**OBJECTIVE**
Lay out the data from the line with "like-icon[interactable] (315, 308, 341, 330)" to the line with "avatar[interactable] (106, 8, 154, 56)", both included, as a Markdown table with the columns Row and Line, numbering each row and leaving out blank lines.
——————
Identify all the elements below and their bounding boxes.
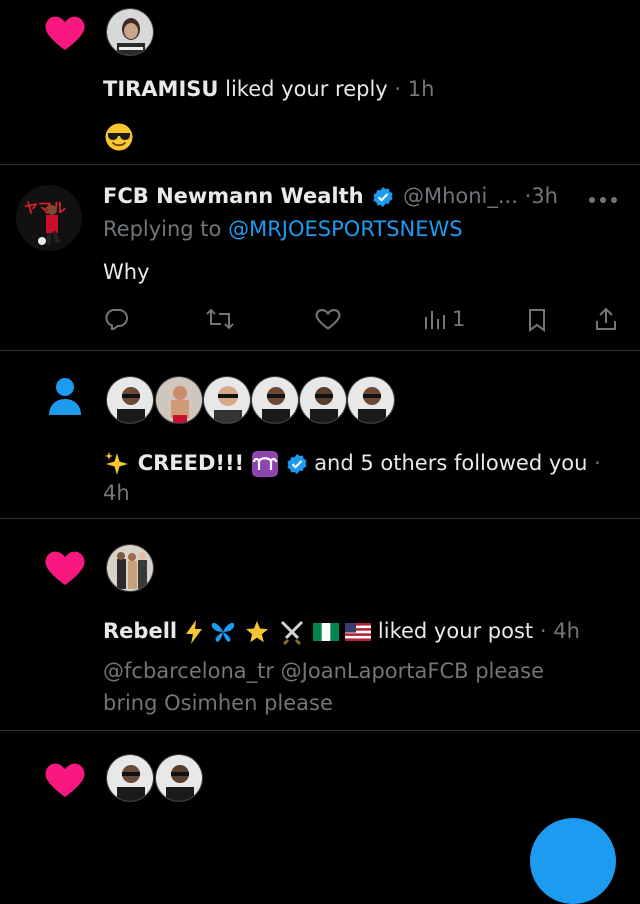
like-icon[interactable] (315, 308, 341, 330)
avatar[interactable] (251, 376, 299, 424)
separator-dot: · (394, 77, 402, 101)
compose-button[interactable] (530, 818, 616, 904)
lightning-emoji-icon (185, 620, 202, 644)
avatar[interactable] (155, 754, 203, 802)
avatar[interactable] (299, 376, 347, 424)
separator-dot: · (594, 451, 601, 475)
heart-icon (45, 16, 85, 50)
retweet-icon[interactable] (205, 308, 235, 330)
liked-post-preview-line-1: @fcbarcelona_tr @JoanLaportaFCB please (103, 659, 545, 683)
timestamp: 1h (407, 77, 435, 101)
sparkles-icon (105, 452, 128, 475)
user-name[interactable]: CREED!!! (138, 451, 244, 475)
replying-to: Replying to @MRJOESPORTSNEWS (103, 217, 463, 241)
heart-icon (45, 551, 85, 585)
more-options-icon[interactable] (588, 196, 618, 204)
timestamp: 3h (531, 184, 558, 208)
notification-like-tiramisu[interactable]: TIRAMISU liked your reply · 1h (0, 0, 640, 164)
notification-reply[interactable]: ヤマル FCB Newmann Wealth @Mhoni_... ·3h Re… (0, 165, 640, 350)
avatar[interactable] (106, 8, 154, 56)
user-name[interactable]: Rebell (103, 619, 177, 643)
views-icon[interactable] (423, 307, 447, 331)
verified-badge-icon (286, 454, 307, 474)
display-name[interactable]: FCB Newmann Wealth (103, 184, 364, 208)
timestamp: 4h (103, 481, 130, 505)
avatar[interactable] (106, 544, 154, 592)
reply-icon[interactable] (104, 308, 128, 330)
avatar[interactable] (106, 754, 154, 802)
timestamp: 4h (553, 619, 580, 643)
sunglasses-emoji-icon (105, 123, 133, 151)
crossed-swords-emoji-icon (280, 620, 303, 646)
liked-post-preview-line-2: bring Osimhen please (103, 691, 333, 715)
handle[interactable]: @Mhoni_... (403, 184, 518, 208)
person-icon (49, 378, 81, 415)
notification-text: CREED!!! and 5 others followed you · (103, 450, 601, 478)
svg-text:ヤマル: ヤマル (24, 201, 66, 217)
verified-badge-icon (373, 187, 393, 207)
replying-prefix: Replying to (103, 217, 222, 241)
bookmark-icon[interactable] (527, 308, 547, 332)
notification-text: TIRAMISU liked your reply · 1h (103, 77, 434, 101)
avatar[interactable]: ヤマル (16, 185, 82, 251)
action-text: liked your reply (225, 77, 388, 101)
notification-text: Rebell liked your post · 4h (103, 618, 580, 646)
nigeria-flag-icon (312, 623, 339, 641)
heart-icon (45, 763, 85, 797)
share-icon[interactable] (594, 306, 618, 332)
avatar[interactable] (347, 376, 395, 424)
separator-dot: · (539, 619, 547, 643)
user-name[interactable]: TIRAMISU (103, 77, 218, 101)
tweet-body: Why (103, 260, 150, 284)
notification-follow[interactable]: CREED!!! and 5 others followed you · 4h (0, 351, 640, 518)
aries-emoji-icon (251, 451, 278, 477)
usa-flag-icon (345, 623, 372, 641)
action-text: and 5 others followed you (314, 451, 588, 475)
notification-like-partial[interactable] (0, 731, 640, 836)
glowing-star-emoji-icon (246, 621, 269, 643)
avatar[interactable] (203, 376, 251, 424)
tweet-header: FCB Newmann Wealth @Mhoni_... ·3h (103, 184, 558, 208)
views-count: 1 (452, 307, 466, 331)
avatar[interactable] (106, 376, 154, 424)
action-text: liked your post (377, 619, 534, 643)
butterfly-emoji-icon (212, 622, 235, 642)
notification-like-rebell[interactable]: Rebell liked your post · 4h @fcbarcelona… (0, 519, 640, 730)
replying-to-handle[interactable]: @MRJOESPORTSNEWS (228, 217, 463, 241)
avatar[interactable] (155, 376, 203, 424)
——————
**OUTPUT OF THE EXERCISE**
| Row | Line |
|---|---|
| 1 | like-icon[interactable] (315, 308, 341, 330) |
| 2 | avatar[interactable] (251, 376, 299, 424) |
| 3 | separator-dot: · (394, 77, 402, 101) |
| 4 | compose-button[interactable] (530, 818, 616, 904) |
| 5 | lightning-emoji-icon (185, 620, 202, 644) |
| 6 | avatar[interactable] (155, 754, 203, 802) |
| 7 | avatar[interactable] (299, 376, 347, 424) |
| 8 | separator-dot: · (594, 451, 601, 475) |
| 9 | heart-icon (45, 16, 85, 50) |
| 10 | retweet-icon[interactable] (205, 308, 235, 330) |
| 11 | liked-post-preview-line-1: @fcbarcelona_tr @JoanLaportaFCB please (103, 659, 545, 683) |
| 12 | timestamp: 1h (407, 77, 435, 101) |
| 13 | sparkles-icon (105, 452, 128, 475) |
| 14 | user-name[interactable]: CREED!!! (138, 451, 244, 475) |
| 15 | replying-to: Replying to @MRJOESPORTSNEWS (103, 217, 463, 241) |
| 16 | heart-icon (45, 551, 85, 585) |
| 17 | more-options-icon[interactable] (588, 196, 618, 204) |
| 18 | timestamp: 3h (531, 184, 558, 208) |
| 19 | notification-like-tiramisu[interactable]: TIRAMISU liked your reply · 1h (0, 0, 640, 164) |
| 20 | notification-reply[interactable]: ヤマル FCB Newmann Wealth @Mhoni_... ·3h Re… (0, 165, 640, 350) |
| 21 | avatar[interactable] (106, 8, 154, 56) |